(Stored data entries)

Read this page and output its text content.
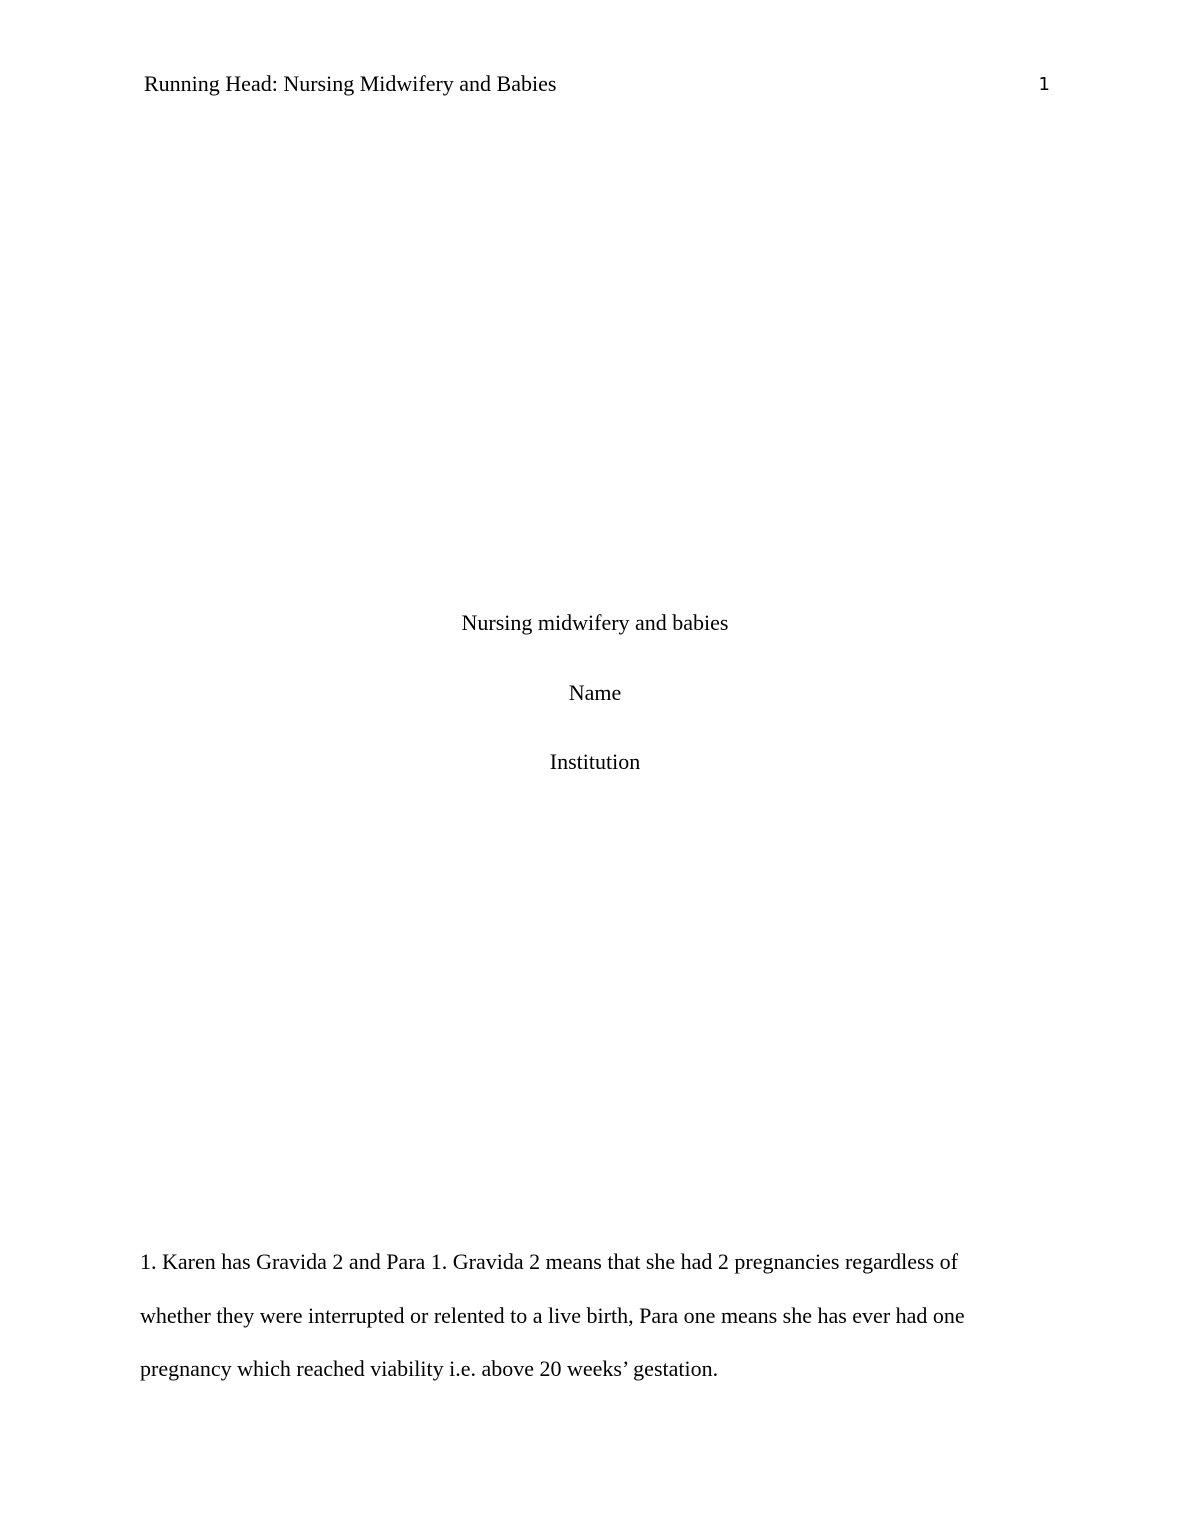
Running Head: Nursing Midwifery and Babies	1
Nursing midwifery and babies
Name
Institution
1. Karen has Gravida 2 and Para 1. Gravida 2 means that she had 2 pregnancies regardless of
whether they were interrupted or relented to a live birth, Para one means she has ever had one
pregnancy which reached viability i.e. above 20 weeks’ gestation.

> [EXERCISE DESCRIPTION]: Images in the records should not be copied. Repeat all the rest exactly.

> [FINAL RESULT]:
Read this page and output its text content.
Running Head: Nursing Midwifery and Babies	1
Nursing midwifery and babies
Name
Institution
1. Karen has Gravida 2 and Para 1. Gravida 2 means that she had 2 pregnancies regardless of
whether they were interrupted or relented to a live birth, Para one means she has ever had one
pregnancy which reached viability i.e. above 20 weeks’ gestation.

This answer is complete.